» **Aim of the task**
The listing must be reproduced in full, exactly as it stands.

» **Records from a collection**
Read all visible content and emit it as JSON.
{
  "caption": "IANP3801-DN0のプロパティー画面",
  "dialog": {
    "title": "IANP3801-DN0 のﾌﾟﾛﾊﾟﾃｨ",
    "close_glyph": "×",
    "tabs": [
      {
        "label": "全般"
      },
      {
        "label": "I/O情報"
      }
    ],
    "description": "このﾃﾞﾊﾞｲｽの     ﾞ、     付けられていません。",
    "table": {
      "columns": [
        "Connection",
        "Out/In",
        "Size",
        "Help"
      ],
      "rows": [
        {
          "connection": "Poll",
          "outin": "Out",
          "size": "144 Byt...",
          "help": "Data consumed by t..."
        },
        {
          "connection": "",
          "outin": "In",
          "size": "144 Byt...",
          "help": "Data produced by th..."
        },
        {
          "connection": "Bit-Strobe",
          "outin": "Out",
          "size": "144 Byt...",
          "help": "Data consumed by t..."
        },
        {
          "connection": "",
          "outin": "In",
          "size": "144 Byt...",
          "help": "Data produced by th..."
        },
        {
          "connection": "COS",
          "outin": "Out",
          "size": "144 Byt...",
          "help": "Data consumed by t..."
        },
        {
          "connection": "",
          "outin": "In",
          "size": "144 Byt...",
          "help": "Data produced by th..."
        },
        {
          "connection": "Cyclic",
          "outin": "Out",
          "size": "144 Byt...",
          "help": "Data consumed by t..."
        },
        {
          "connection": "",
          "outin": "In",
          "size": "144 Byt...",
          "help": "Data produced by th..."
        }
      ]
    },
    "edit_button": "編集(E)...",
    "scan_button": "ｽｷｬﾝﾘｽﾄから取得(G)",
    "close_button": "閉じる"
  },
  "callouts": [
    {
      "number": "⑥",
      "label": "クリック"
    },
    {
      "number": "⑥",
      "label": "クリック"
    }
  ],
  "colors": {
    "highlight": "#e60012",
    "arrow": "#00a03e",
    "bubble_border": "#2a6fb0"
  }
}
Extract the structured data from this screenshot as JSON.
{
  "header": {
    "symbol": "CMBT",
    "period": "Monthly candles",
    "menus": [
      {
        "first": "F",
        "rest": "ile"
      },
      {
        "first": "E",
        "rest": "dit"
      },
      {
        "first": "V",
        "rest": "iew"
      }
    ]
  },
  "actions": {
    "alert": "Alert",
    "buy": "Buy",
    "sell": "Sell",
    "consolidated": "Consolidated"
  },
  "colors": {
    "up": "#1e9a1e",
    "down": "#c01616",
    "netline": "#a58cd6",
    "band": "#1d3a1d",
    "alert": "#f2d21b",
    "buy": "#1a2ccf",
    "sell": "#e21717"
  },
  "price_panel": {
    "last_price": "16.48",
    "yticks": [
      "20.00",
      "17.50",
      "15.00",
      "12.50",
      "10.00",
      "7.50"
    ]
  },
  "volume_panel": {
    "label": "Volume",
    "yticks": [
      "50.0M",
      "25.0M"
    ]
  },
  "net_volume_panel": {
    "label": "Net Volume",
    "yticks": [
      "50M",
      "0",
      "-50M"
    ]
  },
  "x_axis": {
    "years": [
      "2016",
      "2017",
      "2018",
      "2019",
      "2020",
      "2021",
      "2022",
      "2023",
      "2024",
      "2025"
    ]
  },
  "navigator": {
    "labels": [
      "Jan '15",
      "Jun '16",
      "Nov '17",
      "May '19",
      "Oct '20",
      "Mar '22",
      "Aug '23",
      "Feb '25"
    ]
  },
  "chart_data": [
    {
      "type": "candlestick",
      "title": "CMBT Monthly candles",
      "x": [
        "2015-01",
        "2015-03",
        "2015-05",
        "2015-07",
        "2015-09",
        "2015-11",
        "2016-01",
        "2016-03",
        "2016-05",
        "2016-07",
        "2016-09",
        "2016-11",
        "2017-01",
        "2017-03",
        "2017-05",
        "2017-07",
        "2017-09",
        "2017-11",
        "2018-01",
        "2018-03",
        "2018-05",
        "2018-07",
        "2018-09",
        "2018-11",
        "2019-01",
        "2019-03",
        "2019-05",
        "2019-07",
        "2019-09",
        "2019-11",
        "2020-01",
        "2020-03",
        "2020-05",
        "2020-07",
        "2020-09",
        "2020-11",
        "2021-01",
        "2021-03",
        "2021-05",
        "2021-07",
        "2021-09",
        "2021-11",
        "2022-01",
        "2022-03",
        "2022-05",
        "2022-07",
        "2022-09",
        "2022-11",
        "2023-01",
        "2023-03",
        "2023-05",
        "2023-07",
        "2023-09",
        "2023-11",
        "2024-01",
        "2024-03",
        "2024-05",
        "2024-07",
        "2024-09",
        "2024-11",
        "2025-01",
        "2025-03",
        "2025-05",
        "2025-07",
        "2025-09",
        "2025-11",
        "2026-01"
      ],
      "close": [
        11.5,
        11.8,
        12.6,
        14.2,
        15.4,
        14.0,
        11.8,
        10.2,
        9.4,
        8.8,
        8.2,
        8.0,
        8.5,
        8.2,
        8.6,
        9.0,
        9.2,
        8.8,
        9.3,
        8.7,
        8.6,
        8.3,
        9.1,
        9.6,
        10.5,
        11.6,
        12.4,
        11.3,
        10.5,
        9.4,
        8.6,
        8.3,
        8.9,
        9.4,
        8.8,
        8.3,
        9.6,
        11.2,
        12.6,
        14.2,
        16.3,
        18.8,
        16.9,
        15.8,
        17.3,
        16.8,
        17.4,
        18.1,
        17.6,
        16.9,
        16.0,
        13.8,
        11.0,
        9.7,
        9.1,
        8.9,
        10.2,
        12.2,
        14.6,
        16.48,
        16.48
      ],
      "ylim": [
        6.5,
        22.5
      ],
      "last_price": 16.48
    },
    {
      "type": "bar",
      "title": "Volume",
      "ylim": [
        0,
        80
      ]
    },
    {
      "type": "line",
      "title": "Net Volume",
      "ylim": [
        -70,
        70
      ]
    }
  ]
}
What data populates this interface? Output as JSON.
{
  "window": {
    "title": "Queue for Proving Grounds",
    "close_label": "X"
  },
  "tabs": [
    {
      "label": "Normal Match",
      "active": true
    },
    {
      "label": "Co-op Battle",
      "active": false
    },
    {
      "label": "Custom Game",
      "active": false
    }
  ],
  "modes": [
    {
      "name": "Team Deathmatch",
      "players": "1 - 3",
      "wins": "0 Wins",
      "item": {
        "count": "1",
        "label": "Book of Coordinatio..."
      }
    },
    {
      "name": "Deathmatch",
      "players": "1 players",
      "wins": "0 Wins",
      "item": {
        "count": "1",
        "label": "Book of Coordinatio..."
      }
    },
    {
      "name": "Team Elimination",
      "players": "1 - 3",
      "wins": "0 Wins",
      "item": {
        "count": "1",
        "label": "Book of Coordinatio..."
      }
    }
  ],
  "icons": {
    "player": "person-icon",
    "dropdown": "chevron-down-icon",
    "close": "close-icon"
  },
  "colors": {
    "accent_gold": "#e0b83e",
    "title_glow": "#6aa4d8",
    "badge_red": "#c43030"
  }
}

» **Written solution**
Read all visible content and emit it as JSON.
{
  "caption": "IANP3801-DN0のプロパティー画面",
  "dialog": {
    "title": "IANP3801-DN0 のﾌﾟﾛﾊﾟﾃｨ",
    "close_glyph": "×",
    "tabs": [
      {
        "label": "全般"
      },
      {
        "label": "I/O情報"
      }
    ],
    "description": "このﾃﾞﾊﾞｲｽの     ﾞ、     付けられていません。",
    "table": {
      "columns": [
        "Connection",
        "Out/In",
        "Size",
        "Help"
      ],
      "rows": [
        {
          "connection": "Poll",
          "outin": "Out",
          "size": "144 Byt...",
          "help": "Data consumed by t..."
        },
        {
          "connection": "",
          "outin": "In",
          "size": "144 Byt...",
          "help": "Data produced by th..."
        },
        {
          "connection": "Bit-Strobe",
          "outin": "Out",
          "size": "144 Byt...",
          "help": "Data consumed by t..."
        },
        {
          "connection": "",
          "outin": "In",
          "size": "144 Byt...",
          "help": "Data produced by th..."
        },
        {
          "connection": "COS",
          "outin": "Out",
          "size": "144 Byt...",
          "help": "Data consumed by t..."
        },
        {
          "connection": "",
          "outin": "In",
          "size": "144 Byt...",
          "help": "Data produced by th..."
        },
        {
          "connection": "Cyclic",
          "outin": "Out",
          "size": "144 Byt...",
          "help": "Data consumed by t..."
        },
        {
          "connection": "",
          "outin": "In",
          "size": "144 Byt...",
          "help": "Data produced by th..."
        }
      ]
    },
    "edit_button": "編集(E)...",
    "scan_button": "ｽｷｬﾝﾘｽﾄから取得(G)",
    "close_button": "閉じる"
  },
  "callouts": [
    {
      "number": "⑥",
      "label": "クリック"
    },
    {
      "number": "⑥",
      "label": "クリック"
    }
  ],
  "colors": {
    "highlight": "#e60012",
    "arrow": "#00a03e",
    "bubble_border": "#2a6fb0"
  }
}
Extract the structured data from this screenshot as JSON.
{
  "header": {
    "symbol": "CMBT",
    "period": "Monthly candles",
    "menus": [
      {
        "first": "F",
        "rest": "ile"
      },
      {
        "first": "E",
        "rest": "dit"
      },
      {
        "first": "V",
        "rest": "iew"
      }
    ]
  },
  "actions": {
    "alert": "Alert",
    "buy": "Buy",
    "sell": "Sell",
    "consolidated": "Consolidated"
  },
  "colors": {
    "up": "#1e9a1e",
    "down": "#c01616",
    "netline": "#a58cd6",
    "band": "#1d3a1d",
    "alert": "#f2d21b",
    "buy": "#1a2ccf",
    "sell": "#e21717"
  },
  "price_panel": {
    "last_price": "16.48",
    "yticks": [
      "20.00",
      "17.50",
      "15.00",
      "12.50",
      "10.00",
      "7.50"
    ]
  },
  "volume_panel": {
    "label": "Volume",
    "yticks": [
      "50.0M",
      "25.0M"
    ]
  },
  "net_volume_panel": {
    "label": "Net Volume",
    "yticks": [
      "50M",
      "0",
      "-50M"
    ]
  },
  "x_axis": {
    "years": [
      "2016",
      "2017",
      "2018",
      "2019",
      "2020",
      "2021",
      "2022",
      "2023",
      "2024",
      "2025"
    ]
  },
  "navigator": {
    "labels": [
      "Jan '15",
      "Jun '16",
      "Nov '17",
      "May '19",
      "Oct '20",
      "Mar '22",
      "Aug '23",
      "Feb '25"
    ]
  },
  "chart_data": [
    {
      "type": "candlestick",
      "title": "CMBT Monthly candles",
      "x": [
        "2015-01",
        "2015-03",
        "2015-05",
        "2015-07",
        "2015-09",
        "2015-11",
        "2016-01",
        "2016-03",
        "2016-05",
        "2016-07",
        "2016-09",
        "2016-11",
        "2017-01",
        "2017-03",
        "2017-05",
        "2017-07",
        "2017-09",
        "2017-11",
        "2018-01",
        "2018-03",
        "2018-05",
        "2018-07",
        "2018-09",
        "2018-11",
        "2019-01",
        "2019-03",
        "2019-05",
        "2019-07",
        "2019-09",
        "2019-11",
        "2020-01",
        "2020-03",
        "2020-05",
        "2020-07",
        "2020-09",
        "2020-11",
        "2021-01",
        "2021-03",
        "2021-05",
        "2021-07",
        "2021-09",
        "2021-11",
        "2022-01",
        "2022-03",
        "2022-05",
        "2022-07",
        "2022-09",
        "2022-11",
        "2023-01",
        "2023-03",
        "2023-05",
        "2023-07",
        "2023-09",
        "2023-11",
        "2024-01",
        "2024-03",
        "2024-05",
        "2024-07",
        "2024-09",
        "2024-11",
        "2025-01",
        "2025-03",
        "2025-05",
        "2025-07",
        "2025-09",
        "2025-11",
        "2026-01"
      ],
      "close": [
        11.5,
        11.8,
        12.6,
        14.2,
        15.4,
        14.0,
        11.8,
        10.2,
        9.4,
        8.8,
        8.2,
        8.0,
        8.5,
        8.2,
        8.6,
        9.0,
        9.2,
        8.8,
        9.3,
        8.7,
        8.6,
        8.3,
        9.1,
        9.6,
        10.5,
        11.6,
        12.4,
        11.3,
        10.5,
        9.4,
        8.6,
        8.3,
        8.9,
        9.4,
        8.8,
        8.3,
        9.6,
        11.2,
        12.6,
        14.2,
        16.3,
        18.8,
        16.9,
        15.8,
        17.3,
        16.8,
        17.4,
        18.1,
        17.6,
        16.9,
        16.0,
        13.8,
        11.0,
        9.7,
        9.1,
        8.9,
        10.2,
        12.2,
        14.6,
        16.48,
        16.48
      ],
      "ylim": [
        6.5,
        22.5
      ],
      "last_price": 16.48
    },
    {
      "type": "bar",
      "title": "Volume",
      "ylim": [
        0,
        80
      ]
    },
    {
      "type": "line",
      "title": "Net Volume",
      "ylim": [
        -70,
        70
      ]
    }
  ]
}
What data populates this interface? Output as JSON.
{
  "window": {
    "title": "Queue for Proving Grounds",
    "close_label": "X"
  },
  "tabs": [
    {
      "label": "Normal Match",
      "active": true
    },
    {
      "label": "Co-op Battle",
      "active": false
    },
    {
      "label": "Custom Game",
      "active": false
    }
  ],
  "modes": [
    {
      "name": "Team Deathmatch",
      "players": "1 - 3",
      "wins": "0 Wins",
      "item": {
        "count": "1",
        "label": "Book of Coordinatio..."
      }
    },
    {
      "name": "Deathmatch",
      "players": "1 players",
      "wins": "0 Wins",
      "item": {
        "count": "1",
        "label": "Book of Coordinatio..."
      }
    },
    {
      "name": "Team Elimination",
      "players": "1 - 3",
      "wins": "0 Wins",
      "item": {
        "count": "1",
        "label": "Book of Coordinatio..."
      }
    }
  ],
  "icons": {
    "player": "person-icon",
    "dropdown": "chevron-down-icon",
    "close": "close-icon"
  },
  "colors": {
    "accent_gold": "#e0b83e",
    "title_glow": "#6aa4d8",
    "badge_red": "#c43030"
  }
}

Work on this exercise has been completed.